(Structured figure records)
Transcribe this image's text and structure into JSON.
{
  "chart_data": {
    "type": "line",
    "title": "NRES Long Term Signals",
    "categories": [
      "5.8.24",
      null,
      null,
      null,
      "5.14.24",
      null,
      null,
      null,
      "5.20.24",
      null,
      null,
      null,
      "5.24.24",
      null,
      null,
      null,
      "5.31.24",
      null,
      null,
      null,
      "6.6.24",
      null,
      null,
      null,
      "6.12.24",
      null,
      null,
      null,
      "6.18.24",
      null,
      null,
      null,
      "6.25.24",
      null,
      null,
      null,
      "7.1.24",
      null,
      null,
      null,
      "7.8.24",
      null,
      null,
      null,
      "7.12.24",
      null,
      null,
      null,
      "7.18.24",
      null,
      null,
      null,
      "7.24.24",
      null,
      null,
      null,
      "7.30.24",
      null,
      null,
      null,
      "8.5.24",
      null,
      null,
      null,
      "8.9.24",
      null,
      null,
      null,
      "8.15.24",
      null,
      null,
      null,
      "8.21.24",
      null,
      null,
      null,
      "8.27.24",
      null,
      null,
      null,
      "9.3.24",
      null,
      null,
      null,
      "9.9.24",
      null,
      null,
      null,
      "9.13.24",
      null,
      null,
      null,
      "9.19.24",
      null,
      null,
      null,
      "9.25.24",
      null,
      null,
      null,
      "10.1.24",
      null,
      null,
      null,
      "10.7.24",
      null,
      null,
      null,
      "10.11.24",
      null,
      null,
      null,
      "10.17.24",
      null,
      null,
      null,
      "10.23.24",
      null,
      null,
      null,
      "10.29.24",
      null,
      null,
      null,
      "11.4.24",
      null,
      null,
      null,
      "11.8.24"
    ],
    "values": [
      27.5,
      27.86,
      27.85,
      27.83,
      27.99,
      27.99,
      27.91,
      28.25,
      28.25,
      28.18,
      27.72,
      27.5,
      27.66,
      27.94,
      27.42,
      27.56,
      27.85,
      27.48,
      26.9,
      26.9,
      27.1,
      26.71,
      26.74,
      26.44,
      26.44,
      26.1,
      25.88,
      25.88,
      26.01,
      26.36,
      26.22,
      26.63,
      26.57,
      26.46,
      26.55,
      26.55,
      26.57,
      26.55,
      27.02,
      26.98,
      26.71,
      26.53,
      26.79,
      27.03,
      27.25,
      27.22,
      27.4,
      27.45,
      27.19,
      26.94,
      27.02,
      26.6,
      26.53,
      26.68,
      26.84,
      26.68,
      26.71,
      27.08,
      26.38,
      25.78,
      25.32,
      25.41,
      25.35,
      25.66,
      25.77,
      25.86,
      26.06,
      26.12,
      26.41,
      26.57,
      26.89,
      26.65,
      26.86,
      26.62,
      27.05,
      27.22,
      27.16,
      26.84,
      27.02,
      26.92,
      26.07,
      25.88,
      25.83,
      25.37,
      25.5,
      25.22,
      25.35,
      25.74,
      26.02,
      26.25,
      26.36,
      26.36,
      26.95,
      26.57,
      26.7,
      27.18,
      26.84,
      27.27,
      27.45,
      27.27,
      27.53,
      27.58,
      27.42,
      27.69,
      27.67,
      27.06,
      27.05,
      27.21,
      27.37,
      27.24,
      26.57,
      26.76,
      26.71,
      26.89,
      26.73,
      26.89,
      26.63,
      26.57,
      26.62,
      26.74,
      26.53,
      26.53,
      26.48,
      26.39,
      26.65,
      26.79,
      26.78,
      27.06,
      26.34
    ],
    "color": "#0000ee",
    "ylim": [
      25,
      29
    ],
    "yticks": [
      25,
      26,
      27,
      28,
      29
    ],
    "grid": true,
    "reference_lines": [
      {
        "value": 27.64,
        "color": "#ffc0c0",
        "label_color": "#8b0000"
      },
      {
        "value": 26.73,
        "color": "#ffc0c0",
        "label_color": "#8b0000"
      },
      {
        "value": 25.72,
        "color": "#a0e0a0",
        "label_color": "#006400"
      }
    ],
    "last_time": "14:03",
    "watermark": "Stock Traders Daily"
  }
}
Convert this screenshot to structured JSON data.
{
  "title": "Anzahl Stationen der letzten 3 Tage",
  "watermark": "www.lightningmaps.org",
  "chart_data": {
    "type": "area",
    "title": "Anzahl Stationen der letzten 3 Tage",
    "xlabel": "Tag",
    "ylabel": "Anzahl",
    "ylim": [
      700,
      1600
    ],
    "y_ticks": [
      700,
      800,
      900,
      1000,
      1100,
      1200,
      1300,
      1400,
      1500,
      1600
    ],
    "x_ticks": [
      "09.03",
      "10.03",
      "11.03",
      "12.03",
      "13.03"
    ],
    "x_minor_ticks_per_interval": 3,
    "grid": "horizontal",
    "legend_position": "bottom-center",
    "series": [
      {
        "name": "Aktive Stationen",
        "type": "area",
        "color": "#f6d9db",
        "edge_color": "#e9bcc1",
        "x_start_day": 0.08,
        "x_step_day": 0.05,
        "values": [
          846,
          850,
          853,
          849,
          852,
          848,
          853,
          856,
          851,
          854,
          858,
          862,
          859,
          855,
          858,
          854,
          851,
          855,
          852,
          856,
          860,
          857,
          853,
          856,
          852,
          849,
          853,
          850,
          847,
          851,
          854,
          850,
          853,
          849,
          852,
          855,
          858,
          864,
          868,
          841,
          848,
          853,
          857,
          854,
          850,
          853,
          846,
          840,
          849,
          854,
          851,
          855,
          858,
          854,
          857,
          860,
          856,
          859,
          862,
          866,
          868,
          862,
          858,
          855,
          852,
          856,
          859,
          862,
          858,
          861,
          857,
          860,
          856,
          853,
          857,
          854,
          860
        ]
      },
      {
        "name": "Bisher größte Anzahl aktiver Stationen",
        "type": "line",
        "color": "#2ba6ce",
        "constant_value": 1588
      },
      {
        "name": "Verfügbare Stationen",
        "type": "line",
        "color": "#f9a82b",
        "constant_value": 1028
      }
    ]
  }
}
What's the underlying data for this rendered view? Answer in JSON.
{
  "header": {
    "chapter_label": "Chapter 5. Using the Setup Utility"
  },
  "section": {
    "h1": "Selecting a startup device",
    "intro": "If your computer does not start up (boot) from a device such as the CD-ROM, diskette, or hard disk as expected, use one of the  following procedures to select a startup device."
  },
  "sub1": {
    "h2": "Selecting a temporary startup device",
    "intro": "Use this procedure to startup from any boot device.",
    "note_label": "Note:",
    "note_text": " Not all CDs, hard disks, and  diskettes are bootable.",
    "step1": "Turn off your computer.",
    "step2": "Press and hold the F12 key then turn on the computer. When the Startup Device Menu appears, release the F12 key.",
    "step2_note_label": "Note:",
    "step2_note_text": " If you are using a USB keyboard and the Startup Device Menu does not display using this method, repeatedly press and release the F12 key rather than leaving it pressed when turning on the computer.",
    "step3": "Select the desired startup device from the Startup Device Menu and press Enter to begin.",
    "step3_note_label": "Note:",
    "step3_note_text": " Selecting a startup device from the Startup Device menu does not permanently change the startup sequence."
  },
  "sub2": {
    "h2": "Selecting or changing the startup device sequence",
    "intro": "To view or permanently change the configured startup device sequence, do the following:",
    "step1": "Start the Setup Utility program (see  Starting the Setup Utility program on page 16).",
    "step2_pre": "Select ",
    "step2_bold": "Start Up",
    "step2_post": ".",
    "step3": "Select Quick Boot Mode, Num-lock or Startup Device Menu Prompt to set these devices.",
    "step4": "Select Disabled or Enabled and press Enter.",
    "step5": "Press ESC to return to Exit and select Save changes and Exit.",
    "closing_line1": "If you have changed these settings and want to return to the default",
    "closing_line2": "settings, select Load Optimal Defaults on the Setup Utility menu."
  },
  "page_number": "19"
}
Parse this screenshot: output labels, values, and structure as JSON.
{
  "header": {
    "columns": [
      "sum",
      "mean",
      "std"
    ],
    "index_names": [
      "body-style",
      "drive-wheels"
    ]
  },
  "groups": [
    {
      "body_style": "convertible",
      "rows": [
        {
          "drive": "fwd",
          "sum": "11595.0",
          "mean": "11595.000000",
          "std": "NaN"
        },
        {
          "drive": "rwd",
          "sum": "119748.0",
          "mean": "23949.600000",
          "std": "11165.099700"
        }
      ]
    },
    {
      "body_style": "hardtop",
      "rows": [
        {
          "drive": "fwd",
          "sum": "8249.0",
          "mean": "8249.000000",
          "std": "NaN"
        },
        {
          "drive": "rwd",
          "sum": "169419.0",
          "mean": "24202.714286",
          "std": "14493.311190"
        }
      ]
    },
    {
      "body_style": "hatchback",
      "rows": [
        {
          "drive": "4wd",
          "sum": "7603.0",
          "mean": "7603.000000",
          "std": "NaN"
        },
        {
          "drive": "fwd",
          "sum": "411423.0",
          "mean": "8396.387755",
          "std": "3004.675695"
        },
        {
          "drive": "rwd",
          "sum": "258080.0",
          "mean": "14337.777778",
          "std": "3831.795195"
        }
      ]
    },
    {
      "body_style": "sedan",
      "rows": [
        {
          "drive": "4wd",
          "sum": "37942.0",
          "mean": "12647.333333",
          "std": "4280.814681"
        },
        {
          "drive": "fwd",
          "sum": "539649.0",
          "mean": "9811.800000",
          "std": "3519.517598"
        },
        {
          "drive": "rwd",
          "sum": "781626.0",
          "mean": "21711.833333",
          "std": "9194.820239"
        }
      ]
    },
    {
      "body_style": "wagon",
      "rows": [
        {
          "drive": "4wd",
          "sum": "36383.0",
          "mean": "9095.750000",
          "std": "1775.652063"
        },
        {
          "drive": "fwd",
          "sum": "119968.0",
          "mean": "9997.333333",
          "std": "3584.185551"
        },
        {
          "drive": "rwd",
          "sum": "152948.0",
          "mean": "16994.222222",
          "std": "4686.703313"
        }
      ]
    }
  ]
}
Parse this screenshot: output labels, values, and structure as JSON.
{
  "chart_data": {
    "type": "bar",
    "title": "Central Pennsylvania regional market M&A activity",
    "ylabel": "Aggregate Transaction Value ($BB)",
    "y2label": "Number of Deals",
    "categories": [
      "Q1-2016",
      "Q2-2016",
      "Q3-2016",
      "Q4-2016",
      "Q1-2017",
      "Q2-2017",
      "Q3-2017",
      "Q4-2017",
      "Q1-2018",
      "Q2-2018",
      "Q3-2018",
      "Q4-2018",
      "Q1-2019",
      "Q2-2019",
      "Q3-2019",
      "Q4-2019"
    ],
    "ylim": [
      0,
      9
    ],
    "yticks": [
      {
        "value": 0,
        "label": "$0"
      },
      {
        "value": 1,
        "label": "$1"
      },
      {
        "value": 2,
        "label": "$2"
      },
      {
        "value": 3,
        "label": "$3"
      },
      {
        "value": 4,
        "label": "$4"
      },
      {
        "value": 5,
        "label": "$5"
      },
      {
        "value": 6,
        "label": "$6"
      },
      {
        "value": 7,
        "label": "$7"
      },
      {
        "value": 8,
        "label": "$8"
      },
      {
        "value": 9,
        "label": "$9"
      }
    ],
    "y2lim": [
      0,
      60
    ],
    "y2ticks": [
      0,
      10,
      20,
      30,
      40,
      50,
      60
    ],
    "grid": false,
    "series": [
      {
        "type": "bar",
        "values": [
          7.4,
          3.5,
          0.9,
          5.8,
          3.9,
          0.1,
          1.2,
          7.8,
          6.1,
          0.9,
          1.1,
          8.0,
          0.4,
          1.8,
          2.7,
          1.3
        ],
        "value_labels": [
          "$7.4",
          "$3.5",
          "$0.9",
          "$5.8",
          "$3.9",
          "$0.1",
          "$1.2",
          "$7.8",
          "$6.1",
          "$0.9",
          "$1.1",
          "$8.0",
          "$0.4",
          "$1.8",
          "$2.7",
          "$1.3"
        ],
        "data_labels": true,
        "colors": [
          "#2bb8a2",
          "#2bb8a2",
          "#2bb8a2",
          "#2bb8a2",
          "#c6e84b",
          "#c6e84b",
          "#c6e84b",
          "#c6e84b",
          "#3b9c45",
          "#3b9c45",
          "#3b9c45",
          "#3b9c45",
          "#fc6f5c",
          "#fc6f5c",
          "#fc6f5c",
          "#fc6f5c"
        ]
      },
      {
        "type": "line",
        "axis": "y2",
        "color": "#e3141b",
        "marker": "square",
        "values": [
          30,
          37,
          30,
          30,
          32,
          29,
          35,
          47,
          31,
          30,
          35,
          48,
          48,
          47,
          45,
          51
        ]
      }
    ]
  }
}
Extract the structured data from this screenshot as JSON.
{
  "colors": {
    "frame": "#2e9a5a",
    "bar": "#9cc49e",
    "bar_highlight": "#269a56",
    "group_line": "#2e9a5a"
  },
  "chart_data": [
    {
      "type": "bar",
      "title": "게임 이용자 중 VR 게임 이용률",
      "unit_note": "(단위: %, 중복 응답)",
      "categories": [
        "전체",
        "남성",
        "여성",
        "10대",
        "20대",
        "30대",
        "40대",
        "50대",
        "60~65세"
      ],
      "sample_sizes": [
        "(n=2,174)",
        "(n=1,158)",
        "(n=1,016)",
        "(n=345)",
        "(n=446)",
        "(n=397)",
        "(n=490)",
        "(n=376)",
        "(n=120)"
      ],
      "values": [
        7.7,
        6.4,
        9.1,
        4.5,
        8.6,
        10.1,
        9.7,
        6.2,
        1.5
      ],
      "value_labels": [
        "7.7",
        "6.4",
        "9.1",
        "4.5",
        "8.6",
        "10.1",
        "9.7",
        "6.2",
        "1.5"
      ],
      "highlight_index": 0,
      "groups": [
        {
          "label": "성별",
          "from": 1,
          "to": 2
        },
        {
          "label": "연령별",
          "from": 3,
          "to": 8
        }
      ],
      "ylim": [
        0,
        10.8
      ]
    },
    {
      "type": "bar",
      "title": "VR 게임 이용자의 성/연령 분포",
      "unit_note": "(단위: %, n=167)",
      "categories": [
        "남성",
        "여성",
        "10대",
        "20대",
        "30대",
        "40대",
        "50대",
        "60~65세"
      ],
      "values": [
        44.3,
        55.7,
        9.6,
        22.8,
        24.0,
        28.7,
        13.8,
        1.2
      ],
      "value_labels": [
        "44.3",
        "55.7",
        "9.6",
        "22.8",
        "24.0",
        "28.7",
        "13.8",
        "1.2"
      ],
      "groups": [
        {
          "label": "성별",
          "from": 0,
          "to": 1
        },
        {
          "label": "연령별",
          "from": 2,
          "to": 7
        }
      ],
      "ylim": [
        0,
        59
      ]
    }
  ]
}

__What you need to do__
List every line above that contains the word "JSON".

__Task solution__
Transcribe this image's text and structure into JSON.
Convert this screenshot to structured JSON data.
What's the underlying data for this rendered view? Answer in JSON.
Parse this screenshot: output labels, values, and structure as JSON.
Parse this screenshot: output labels, values, and structure as JSON.
Extract the structured data from this screenshot as JSON.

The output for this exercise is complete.